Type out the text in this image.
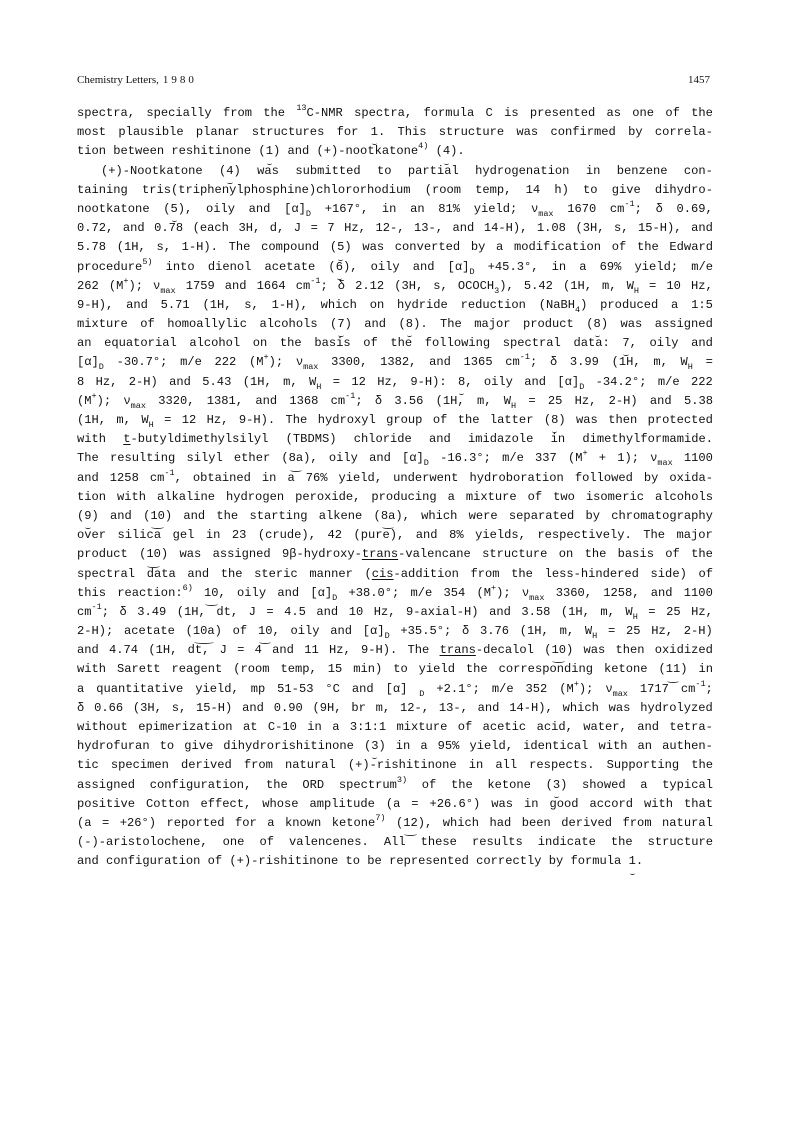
Chemistry Letters, 1980	1457
spectra, specially from the $^{13}$C-NMR spectra, formula C is presented as one of the
most plausible planar structures for 1. This structure was confirmed by correla-
tion between reshitinone (1) and (+)-nootkatone$^{4)}$ (4).
(+)-Nootkatone (4) was submitted to partial hydrogenation in benzene con-
taining tris(triphenylphosphine)chlororhodium (room temp, 14 h) to give dihydro-
nootkatone (5), oily and $[\alpha]_D +167^\circ$, in an 81% yield; $\nu_{max}$ 1670 $cm^{-1}$; δ 0.69,
0.72, and 0.78 (each 3H, d, J = 7 Hz, 12-, 13-, and 14-H), 1.08 (3H, s, 15-H), and
5.78 (1H, s, 1-H). The compound (5) was converted by a modification of the Edward
procedure$^{5)}$ into dienol acetate (6), oily and $[\alpha]_D +45.3^\circ$, in a 69% yield; m/e
262 (M+); $\nu_{max}$ 1759 and 1664 $cm^{-1}$; δ 2.12 (3H, s, $OCOCH_3$), 5.42 (1H, m, $W_H = 10$ Hz,
9-H), and 5.71 (1H, s, 1-H), which on hydride reduction (NaBH$_4$) produced a 1:5
mixture of homoallylic alcohols (7) and (8). The major product (8) was assigned
an equatorial alcohol on the basis of the following spectral data: 7, oily and
$[\alpha]_D$ -30.7°; m/e 222 (M+); $\nu_{max}$ 3300, 1382, and 1365 $cm^{-1}$; δ 3.99 (1H, m, $W_H$ =
8 Hz, 2-H) and 5.43 (1H, m, $W_H = 12$ Hz, 9-H): 8, oily and $[\alpha]_D$ -34.2°; m/e 222
(M+); $\nu_{max}$ 3320, 1381, and 1368 $cm^{-1}$; δ 3.56 (1H, m, $W_H = 25$ Hz, 2-H) and 5.38
(1H, m, $W_H = 12$ Hz, 9-H). The hydroxyl group of the latter (8) was then protected
with t-butyldimethylsilyl (TBDMS) chloride and imidazole in dimethylformamide.
The resulting silyl ether (8a), oily and $[\alpha]_D$ -16.3°; m/e 337 (M+ + 1); $\nu_{max}$ 1100
and 1258 $cm^{-1}$, obtained in a 76% yield, underwent hydroboration followed by oxida-
tion with alkaline hydrogen peroxide, producing a mixture of two isomeric alcohols
(9) and (10) and the starting alkene (8a), which were separated by chromatography
over silica gel in 23 (crude), 42 (pure), and 8% yields, respectively. The major
product (10) was assigned 9β-hydroxy-trans-valencane structure on the basis of the
spectral data and the steric manner (cis-addition from the less-hindered side) of
this reaction:$^{6)}$ 10, oily and $[\alpha]_D +38.0^\circ$; m/e 354 (M+); $\nu_{max}$ 3360, 1258, and 1100
$cm^{-1}$; δ 3.49 (1H, dt, J = 4.5 and 10 Hz, 9-axial-H) and 3.58 (1H, m, $W_H = 25$ Hz,
2-H); acetate (10a) of 10, oily and $[\alpha]_D +35.5^\circ$; δ 3.76 (1H, m, $W_H = 25$ Hz, 2-H)
and 4.74 (1H, dt, J = 4 and 11 Hz, 9-H). The trans-decalol (10) was then oxidized
with Sarett reagent (room temp, 15 min) to yield the corresponding ketone (11) in
a quantitative yield, mp 51-53 °C and [α] $_D$ +2.1°; m/e 352 (M+); $\nu_{max}$ 1717 $cm^{-1}$;
δ 0.66 (3H, s, 15-H) and 0.90 (9H, br m, 12-, 13-, and 14-H), which was hydrolyzed
without epimerization at C-10 in a 3:1:1 mixture of acetic acid, water, and tetra-
hydrofuran to give dihydrorishitinone (3) in a 95% yield, identical with an authen-
tic specimen derived from natural (+)-rishitinone in all respects. Supporting the
assigned configuration, the ORD spectrum$^{3)}$ of the ketone (3) showed a typical
positive Cotton effect, whose amplitude (a = +26.6°) was in good accord with that
(a = +26°) reported for a known ketone$^{7)}$ (12), which had been derived from natural
(-)-aristolochene, one of valencenes. All these results indicate the structure
and configuration of (+)-rishitinone to be represented correctly by formula 1.
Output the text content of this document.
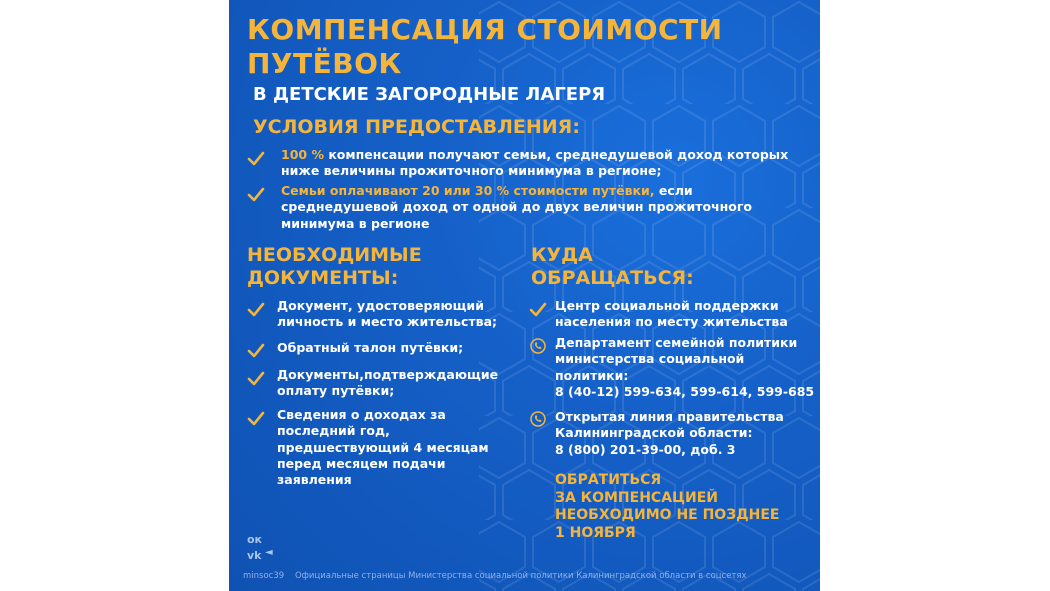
КОМПЕНСАЦИЯ СТОИМОСТИ

ПУТЁВОК

В ДЕТСКИЕ ЗАГОРОДНЫЕ ЛАГЕРЯ

УСЛОВИЯ ПРЕДОСТАВЛЕНИЯ:

100 % компенсации получают семьи, среднедушевой доход которых
ниже величины прожиточного минимума в регионе;
Семьи оплачивают 20 или 30 % стоимости путёвки, если
среднедушевой доход от одной до двух величин прожиточного
минимума в регионе

НЕОБХОДИМЫЕ

ДОКУМЕНТЫ:

Документ, удостоверяющий
личность и место жительства;
Обратный талон путёвки;
Документы,подтверждающие
оплату путёвки;
Сведения о доходах за
последний год,
предшествующий 4 месяцам
перед месяцем подачи
заявления

КУДА

ОБРАЩАТЬСЯ:

Центр социальной поддержки
населения по месту жительства
Департамент семейной политики
министерства социальной
политики:
8 (40-12) 599-634, 599-614, 599-685
Открытая линия правительства
Калининградской области:
8 (800) 201-39-00, доб. 3
ОБРАТИТЬСЯ
ЗА КОМПЕНСАЦИЕЙ
НЕОБХОДИМО НЕ ПОЗДНЕЕ
1 НОЯБРЯ
ок
vk ◄
minsoc39 Официальные страницы Министерства социальной политики Калининградской области в соцсетях
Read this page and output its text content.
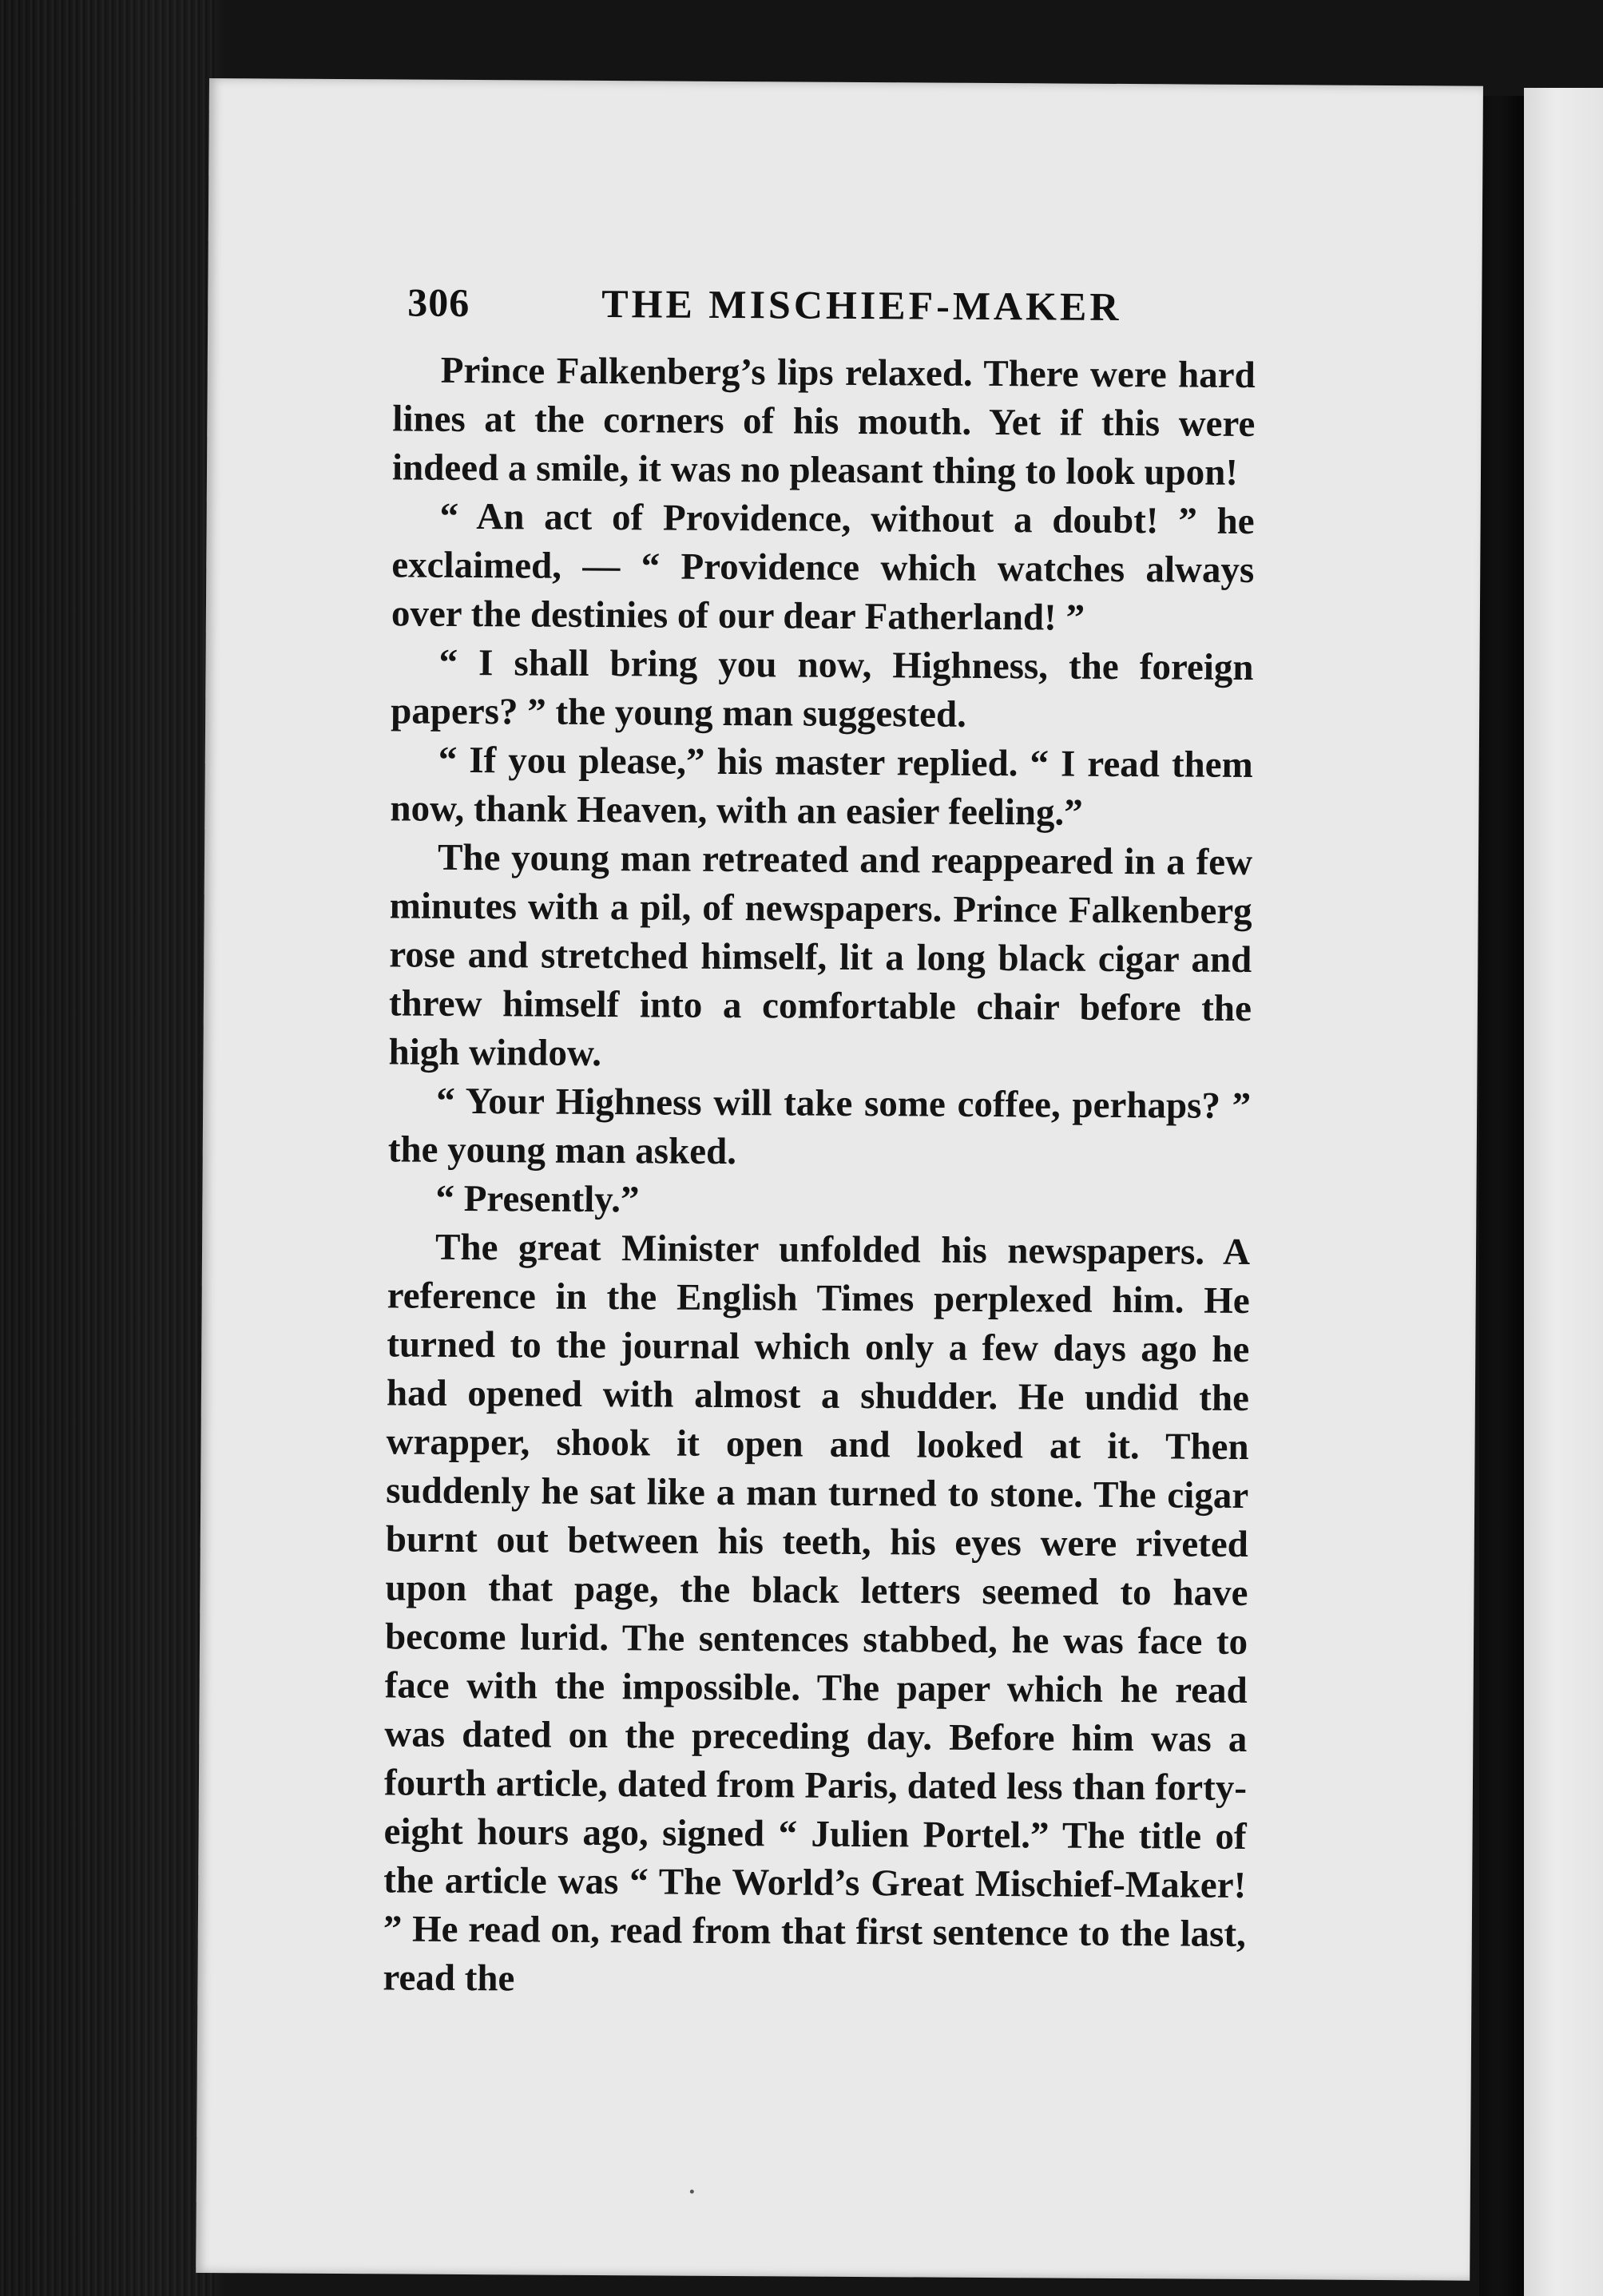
306	THE MISCHIEF-MAKER

Prince Falkenberg’s lips relaxed. There were hard lines at the corners of his mouth. Yet if this were indeed a smile, it was no pleasant thing to look upon!

“ An act of Providence, without a doubt! ” he exclaimed, — “ Providence which watches always over the destinies of our dear Fatherland! ”

“ I shall bring you now, Highness, the foreign papers? ” the young man suggested.

“ If you please,” his master replied. “ I read them now, thank Heaven, with an easier feeling.”

The young man retreated and reappeared in a few minutes with a pil, of newspapers. Prince Falkenberg rose and stretched himself, lit a long black cigar and threw himself into a comfortable chair before the high window.

“ Your Highness will take some coffee, perhaps? ” the young man asked.

“ Presently.”

The great Minister unfolded his newspapers. A reference in the English Times perplexed him. He turned to the journal which only a few days ago he had opened with almost a shudder. He undid the wrapper, shook it open and looked at it. Then suddenly he sat like a man turned to stone. The cigar burnt out between his teeth, his eyes were riveted upon that page, the black letters seemed to have become lurid. The sentences stabbed, he was face to face with the impossible. The paper which he read was dated on the preceding day. Before him was a fourth article, dated from Paris, dated less than forty-eight hours ago, signed “ Julien Portel.” The title of the article was “ The World’s Great Mischief-Maker! ” He read on, read from that first sentence to the last, read the
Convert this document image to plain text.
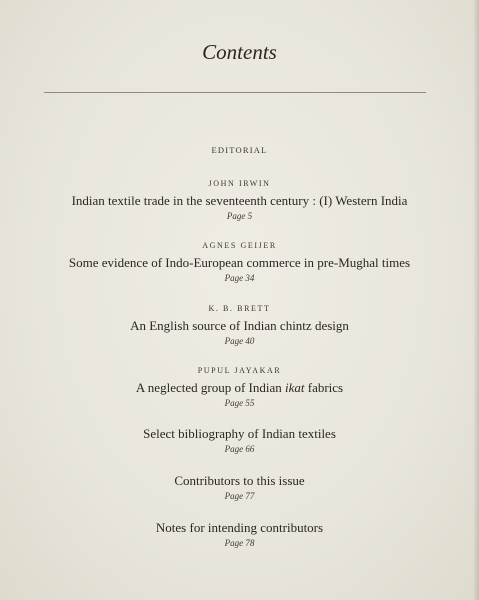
Contents
EDITORIAL
JOHN IRWIN
Indian textile trade in the seventeenth century : (I) Western India
Page 5
AGNES GEIJER
Some evidence of Indo-European commerce in pre-Mughal times
Page 34
K. B. BRETT
An English source of Indian chintz design
Page 40
PUPUL JAYAKAR
A neglected group of Indian ikat fabrics
Page 55
Select bibliography of Indian textiles
Page 66
Contributors to this issue
Page 77
Notes for intending contributors
Page 78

————————

_TASK DIRECTIONS_:
Filter the data for the string "document" and copy every line that has it.

_OUTPUT OF THE EXERCISE_:
Output the text content of this document.
Convert this document image to plain text.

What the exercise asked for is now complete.